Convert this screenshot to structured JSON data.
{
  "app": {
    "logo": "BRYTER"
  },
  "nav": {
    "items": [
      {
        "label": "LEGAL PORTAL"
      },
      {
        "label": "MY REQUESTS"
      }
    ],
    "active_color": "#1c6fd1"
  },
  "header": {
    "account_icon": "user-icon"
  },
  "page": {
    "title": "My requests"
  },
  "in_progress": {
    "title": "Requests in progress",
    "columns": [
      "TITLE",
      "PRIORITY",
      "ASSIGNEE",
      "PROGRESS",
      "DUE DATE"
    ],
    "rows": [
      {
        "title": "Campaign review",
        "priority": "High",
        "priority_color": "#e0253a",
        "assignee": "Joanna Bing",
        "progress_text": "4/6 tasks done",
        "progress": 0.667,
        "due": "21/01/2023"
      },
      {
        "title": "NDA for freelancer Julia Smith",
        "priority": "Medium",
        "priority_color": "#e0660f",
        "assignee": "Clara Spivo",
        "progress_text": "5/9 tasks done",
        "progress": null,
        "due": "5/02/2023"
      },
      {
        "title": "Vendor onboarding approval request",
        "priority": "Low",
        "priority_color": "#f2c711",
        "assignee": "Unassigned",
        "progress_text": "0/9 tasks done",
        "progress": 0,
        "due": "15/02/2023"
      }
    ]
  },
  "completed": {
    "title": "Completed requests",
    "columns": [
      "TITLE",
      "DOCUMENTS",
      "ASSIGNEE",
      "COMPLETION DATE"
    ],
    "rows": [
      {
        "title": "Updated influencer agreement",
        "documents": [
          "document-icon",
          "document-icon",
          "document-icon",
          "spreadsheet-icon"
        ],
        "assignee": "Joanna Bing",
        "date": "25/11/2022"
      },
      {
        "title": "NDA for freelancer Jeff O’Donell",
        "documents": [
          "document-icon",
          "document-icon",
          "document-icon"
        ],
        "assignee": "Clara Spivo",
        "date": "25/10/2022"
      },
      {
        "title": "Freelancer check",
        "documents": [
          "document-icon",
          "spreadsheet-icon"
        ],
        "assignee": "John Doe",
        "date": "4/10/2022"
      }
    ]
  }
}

- [What you need to do]
How many lines in the records hold the string "label"? Reply with the number alone.

- [Task output]
2